▶ WHAT YOU SHOULD DO
Locate the string "color" in the listing below. Copy every line where it is found.

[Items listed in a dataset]
::::
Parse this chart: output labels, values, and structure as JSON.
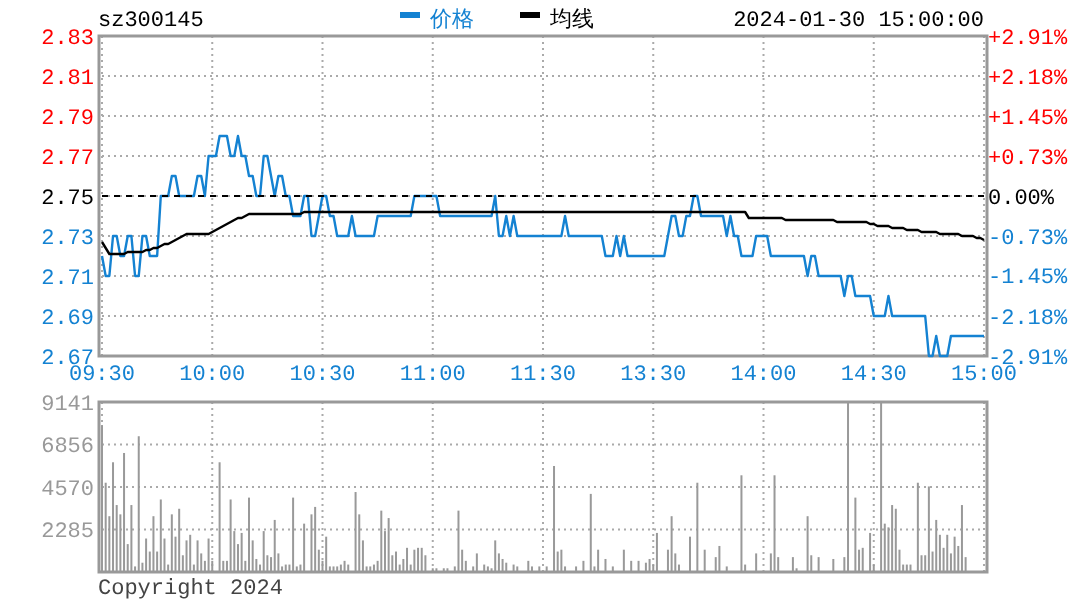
{
  "chart_data": [
    {
      "type": "line",
      "title": "sz300145",
      "annotations": [
        "2024-01-30 15:00:00"
      ],
      "legend": "top",
      "grid": true,
      "line_style": "solid",
      "categories": [
        "09:30",
        null,
        null,
        null,
        null,
        null,
        null,
        null,
        null,
        null,
        null,
        null,
        null,
        null,
        null,
        null,
        null,
        null,
        null,
        null,
        null,
        null,
        null,
        null,
        null,
        null,
        null,
        null,
        null,
        null,
        "10:00",
        null,
        null,
        null,
        null,
        null,
        null,
        null,
        null,
        null,
        null,
        null,
        null,
        null,
        null,
        null,
        null,
        null,
        null,
        null,
        null,
        null,
        null,
        null,
        null,
        null,
        null,
        null,
        null,
        null,
        "10:30",
        null,
        null,
        null,
        null,
        null,
        null,
        null,
        null,
        null,
        null,
        null,
        null,
        null,
        null,
        null,
        null,
        null,
        null,
        null,
        null,
        null,
        null,
        null,
        null,
        null,
        null,
        null,
        null,
        null,
        "11:00",
        null,
        null,
        null,
        null,
        null,
        null,
        null,
        null,
        null,
        null,
        null,
        null,
        null,
        null,
        null,
        null,
        null,
        null,
        null,
        null,
        null,
        null,
        null,
        null,
        null,
        null,
        null,
        null,
        null,
        "11:30",
        null,
        null,
        null,
        null,
        null,
        null,
        null,
        null,
        null,
        null,
        null,
        null,
        null,
        null,
        null,
        null,
        null,
        null,
        null,
        null,
        null,
        null,
        null,
        null,
        null,
        null,
        null,
        null,
        null,
        "13:30",
        null,
        null,
        null,
        null,
        null,
        null,
        null,
        null,
        null,
        null,
        null,
        null,
        null,
        null,
        null,
        null,
        null,
        null,
        null,
        null,
        null,
        null,
        null,
        null,
        null,
        null,
        null,
        null,
        null,
        "14:00",
        null,
        null,
        null,
        null,
        null,
        null,
        null,
        null,
        null,
        null,
        null,
        null,
        null,
        null,
        null,
        null,
        null,
        null,
        null,
        null,
        null,
        null,
        null,
        null,
        null,
        null,
        null,
        null,
        null,
        "14:30",
        null,
        null,
        null,
        null,
        null,
        null,
        null,
        null,
        null,
        null,
        null,
        null,
        null,
        null,
        null,
        null,
        null,
        null,
        null,
        null,
        null,
        null,
        null,
        null,
        null,
        null,
        null,
        null,
        null,
        "15:00"
      ],
      "ylim": [
        2.67,
        2.83
      ],
      "yticks": [
        2.67,
        2.69,
        2.71,
        2.73,
        2.75,
        2.77,
        2.79,
        2.81,
        2.83
      ],
      "y2lim": [
        -2.91,
        2.91
      ],
      "y2ticks": [
        {
          "value": -2.91,
          "label": "-2.91%"
        },
        {
          "value": -2.18,
          "label": "-2.18%"
        },
        {
          "value": -1.45,
          "label": "-1.45%"
        },
        {
          "value": -0.73,
          "label": "-0.73%"
        },
        {
          "value": 0,
          "label": "0.00%"
        },
        {
          "value": 0.73,
          "label": "+0.73%"
        },
        {
          "value": 1.45,
          "label": "+1.45%"
        },
        {
          "value": 2.18,
          "label": "+2.18%"
        },
        {
          "value": 2.91,
          "label": "+2.91%"
        }
      ],
      "ref_lines": [
        {
          "axis": "y",
          "value": 2.75,
          "color": "#000000",
          "line_style": "dashed"
        }
      ],
      "series": [
        {
          "name": "价格",
          "color": "#1482d2",
          "values": [
            2.72,
            2.71,
            2.71,
            2.73,
            2.73,
            2.72,
            2.72,
            2.73,
            2.73,
            2.71,
            2.71,
            2.73,
            2.73,
            2.72,
            2.72,
            2.72,
            2.75,
            2.75,
            2.75,
            2.76,
            2.76,
            2.75,
            2.75,
            2.75,
            2.75,
            2.75,
            2.76,
            2.76,
            2.75,
            2.77,
            2.77,
            2.77,
            2.78,
            2.78,
            2.78,
            2.77,
            2.77,
            2.78,
            2.77,
            2.77,
            2.76,
            2.76,
            2.75,
            2.75,
            2.77,
            2.77,
            2.76,
            2.75,
            2.76,
            2.76,
            2.75,
            2.75,
            2.74,
            2.74,
            2.74,
            2.75,
            2.75,
            2.73,
            2.73,
            2.74,
            2.75,
            2.75,
            2.74,
            2.74,
            2.73,
            2.73,
            2.73,
            2.73,
            2.74,
            2.73,
            2.73,
            2.73,
            2.73,
            2.73,
            2.73,
            2.74,
            2.74,
            2.74,
            2.74,
            2.74,
            2.74,
            2.74,
            2.74,
            2.74,
            2.74,
            2.75,
            2.75,
            2.75,
            2.75,
            2.75,
            2.75,
            2.75,
            2.74,
            2.74,
            2.74,
            2.74,
            2.74,
            2.74,
            2.74,
            2.74,
            2.74,
            2.74,
            2.74,
            2.74,
            2.74,
            2.74,
            2.74,
            2.75,
            2.73,
            2.73,
            2.74,
            2.73,
            2.74,
            2.73,
            2.73,
            2.73,
            2.73,
            2.73,
            2.73,
            2.73,
            2.73,
            2.73,
            2.73,
            2.73,
            2.73,
            2.73,
            2.74,
            2.73,
            2.73,
            2.73,
            2.73,
            2.73,
            2.73,
            2.73,
            2.73,
            2.73,
            2.73,
            2.72,
            2.72,
            2.72,
            2.73,
            2.72,
            2.73,
            2.72,
            2.72,
            2.72,
            2.72,
            2.72,
            2.72,
            2.72,
            2.72,
            2.72,
            2.72,
            2.72,
            2.73,
            2.74,
            2.74,
            2.73,
            2.73,
            2.74,
            2.74,
            2.75,
            2.75,
            2.74,
            2.74,
            2.74,
            2.74,
            2.74,
            2.74,
            2.74,
            2.73,
            2.74,
            2.73,
            2.73,
            2.72,
            2.72,
            2.72,
            2.72,
            2.73,
            2.73,
            2.73,
            2.73,
            2.72,
            2.72,
            2.72,
            2.72,
            2.72,
            2.72,
            2.72,
            2.72,
            2.72,
            2.72,
            2.71,
            2.72,
            2.72,
            2.71,
            2.71,
            2.71,
            2.71,
            2.71,
            2.71,
            2.71,
            2.7,
            2.71,
            2.71,
            2.7,
            2.7,
            2.7,
            2.7,
            2.7,
            2.69,
            2.69,
            2.69,
            2.69,
            2.7,
            2.69,
            2.69,
            2.69,
            2.69,
            2.69,
            2.69,
            2.69,
            2.69,
            2.69,
            2.69,
            2.67,
            2.67,
            2.68,
            2.67,
            2.67,
            2.67,
            2.68,
            2.68,
            2.68,
            2.68,
            2.68,
            2.68,
            2.68,
            2.68,
            2.68,
            2.68
          ]
        },
        {
          "name": "均线",
          "color": "#000000",
          "values": [
            2.727,
            2.724,
            2.721,
            2.721,
            2.721,
            2.721,
            2.721,
            2.722,
            2.722,
            2.722,
            2.722,
            2.722,
            2.723,
            2.723,
            2.724,
            2.724,
            2.725,
            2.726,
            2.726,
            2.727,
            2.728,
            2.729,
            2.73,
            2.731,
            2.731,
            2.731,
            2.731,
            2.731,
            2.731,
            2.731,
            2.732,
            2.733,
            2.734,
            2.735,
            2.736,
            2.737,
            2.738,
            2.739,
            2.739,
            2.74,
            2.741,
            2.741,
            2.741,
            2.741,
            2.741,
            2.741,
            2.741,
            2.741,
            2.741,
            2.741,
            2.741,
            2.741,
            2.741,
            2.741,
            2.741,
            2.742,
            2.742,
            2.742,
            2.742,
            2.742,
            2.742,
            2.742,
            2.742,
            2.742,
            2.742,
            2.742,
            2.742,
            2.742,
            2.742,
            2.742,
            2.742,
            2.742,
            2.742,
            2.742,
            2.742,
            2.742,
            2.742,
            2.742,
            2.742,
            2.742,
            2.742,
            2.742,
            2.742,
            2.742,
            2.742,
            2.742,
            2.742,
            2.742,
            2.742,
            2.742,
            2.742,
            2.742,
            2.742,
            2.742,
            2.742,
            2.742,
            2.742,
            2.742,
            2.742,
            2.742,
            2.742,
            2.742,
            2.742,
            2.742,
            2.742,
            2.742,
            2.742,
            2.742,
            2.742,
            2.742,
            2.742,
            2.742,
            2.742,
            2.742,
            2.742,
            2.742,
            2.742,
            2.742,
            2.742,
            2.742,
            2.742,
            2.742,
            2.742,
            2.742,
            2.742,
            2.742,
            2.742,
            2.742,
            2.742,
            2.742,
            2.742,
            2.742,
            2.742,
            2.742,
            2.742,
            2.742,
            2.742,
            2.742,
            2.742,
            2.742,
            2.742,
            2.742,
            2.742,
            2.742,
            2.742,
            2.742,
            2.742,
            2.742,
            2.742,
            2.742,
            2.742,
            2.742,
            2.742,
            2.742,
            2.742,
            2.742,
            2.742,
            2.742,
            2.742,
            2.742,
            2.742,
            2.742,
            2.742,
            2.742,
            2.742,
            2.742,
            2.742,
            2.742,
            2.742,
            2.742,
            2.742,
            2.742,
            2.742,
            2.742,
            2.742,
            2.742,
            2.739,
            2.739,
            2.739,
            2.739,
            2.739,
            2.739,
            2.739,
            2.739,
            2.739,
            2.739,
            2.738,
            2.738,
            2.738,
            2.738,
            2.738,
            2.738,
            2.738,
            2.738,
            2.738,
            2.738,
            2.738,
            2.738,
            2.738,
            2.738,
            2.737,
            2.737,
            2.737,
            2.737,
            2.737,
            2.737,
            2.737,
            2.737,
            2.737,
            2.736,
            2.736,
            2.735,
            2.735,
            2.735,
            2.735,
            2.734,
            2.734,
            2.734,
            2.734,
            2.733,
            2.733,
            2.733,
            2.733,
            2.732,
            2.732,
            2.732,
            2.732,
            2.732,
            2.731,
            2.731,
            2.731,
            2.731,
            2.731,
            2.731,
            2.73,
            2.73,
            2.73,
            2.73,
            2.729,
            2.729,
            2.728
          ]
        }
      ]
    },
    {
      "type": "bar",
      "color": "#999999",
      "grid": true,
      "annotations": [
        "Copyright 2024"
      ],
      "categories": [
        null,
        null,
        null,
        null,
        null,
        null,
        null,
        null,
        null,
        null,
        null,
        null,
        null,
        null,
        null,
        null,
        null,
        null,
        null,
        null,
        null,
        null,
        null,
        null,
        null,
        null,
        null,
        null,
        null,
        null,
        null,
        null,
        null,
        null,
        null,
        null,
        null,
        null,
        null,
        null,
        null,
        null,
        null,
        null,
        null,
        null,
        null,
        null,
        null,
        null,
        null,
        null,
        null,
        null,
        null,
        null,
        null,
        null,
        null,
        null,
        null,
        null,
        null,
        null,
        null,
        null,
        null,
        null,
        null,
        null,
        null,
        null,
        null,
        null,
        null,
        null,
        null,
        null,
        null,
        null,
        null,
        null,
        null,
        null,
        null,
        null,
        null,
        null,
        null,
        null,
        null,
        null,
        null,
        null,
        null,
        null,
        null,
        null,
        null,
        null,
        null,
        null,
        null,
        null,
        null,
        null,
        null,
        null,
        null,
        null,
        null,
        null,
        null,
        null,
        null,
        null,
        null,
        null,
        null,
        null,
        null,
        null,
        null,
        null,
        null,
        null,
        null,
        null,
        null,
        null,
        null,
        null,
        null,
        null,
        null,
        null,
        null,
        null,
        null,
        null,
        null,
        null,
        null,
        null,
        null,
        null,
        null,
        null,
        null,
        null,
        null,
        null,
        null,
        null,
        null,
        null,
        null,
        null,
        null,
        null,
        null,
        null,
        null,
        null,
        null,
        null,
        null,
        null,
        null,
        null,
        null,
        null,
        null,
        null,
        null,
        null,
        null,
        null,
        null,
        null,
        null,
        null,
        null,
        null,
        null,
        null,
        null,
        null,
        null,
        null,
        null,
        null,
        null,
        null,
        null,
        null,
        null,
        null,
        null,
        null,
        null,
        null,
        null,
        null,
        null,
        null,
        null,
        null,
        null,
        null,
        null,
        null,
        null,
        null,
        null,
        null,
        null,
        null,
        null,
        null,
        null,
        null,
        null,
        null,
        null,
        null,
        null,
        null,
        null,
        null,
        null,
        null,
        null,
        null,
        null,
        null,
        null,
        null,
        null,
        null,
        null
      ],
      "ylim": [
        0,
        9141
      ],
      "yticks": [
        2285,
        4570,
        6856,
        9141
      ],
      "values": [
        7900,
        4800,
        3000,
        5900,
        3600,
        3100,
        6400,
        1500,
        3600,
        300,
        7300,
        500,
        1800,
        1100,
        3000,
        1100,
        3900,
        1800,
        400,
        3100,
        1900,
        3400,
        900,
        1700,
        2000,
        400,
        1700,
        1000,
        600,
        1800,
        600,
        null,
        5900,
        600,
        600,
        3900,
        2200,
        1500,
        2100,
        600,
        4000,
        1700,
        700,
        400,
        2200,
        900,
        800,
        2800,
        1000,
        300,
        400,
        400,
        4000,
        300,
        400,
        2600,
        null,
        3100,
        3500,
        1200,
        600,
        1900,
        300,
        300,
        300,
        400,
        600,
        400,
        null,
        4300,
        3100,
        1700,
        300,
        300,
        400,
        600,
        3300,
        2200,
        2900,
        900,
        1100,
        400,
        700,
        1300,
        400,
        1200,
        1300,
        1300,
        900,
        null,
        200,
        200,
        null,
        200,
        200,
        null,
        300,
        3300,
        1200,
        600,
        null,
        300,
        1000,
        null,
        400,
        300,
        200,
        1700,
        1000,
        700,
        500,
        null,
        400,
        300,
        null,
        null,
        600,
        300,
        null,
        300,
        null,
        300,
        null,
        5700,
        1100,
        1200,
        300,
        null,
        null,
        300,
        null,
        600,
        null,
        4200,
        300,
        1200,
        null,
        700,
        null,
        300,
        null,
        null,
        1200,
        null,
        600,
        null,
        600,
        null,
        500,
        700,
        400,
        2100,
        null,
        null,
        1200,
        3000,
        1000,
        400,
        null,
        null,
        1900,
        null,
        4800,
        null,
        1200,
        null,
        null,
        800,
        1400,
        null,
        300,
        null,
        null,
        null,
        5200,
        400,
        null,
        null,
        1000,
        null,
        null,
        null,
        1000,
        5200,
        800,
        null,
        null,
        null,
        800,
        200,
        null,
        null,
        3000,
        900,
        null,
        800,
        null,
        null,
        null,
        700,
        null,
        null,
        800,
        9141,
        null,
        4000,
        1200,
        1300,
        null,
        2100,
        400,
        null,
        9141,
        2600,
        2400,
        3600,
        3400,
        1200,
        400,
        400,
        400,
        null,
        4800,
        900,
        900,
        4600,
        1100,
        2800,
        2000,
        1300,
        2000,
        1000,
        1900,
        1400,
        3600,
        800,
        null,
        null,
        null,
        null,
        null
      ]
    }
  ]
}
::::
▶ FULL OUTPUT
          "color": "#000000",
          "color": "#1482d2",
          "color": "#000000",
      "color": "#999999",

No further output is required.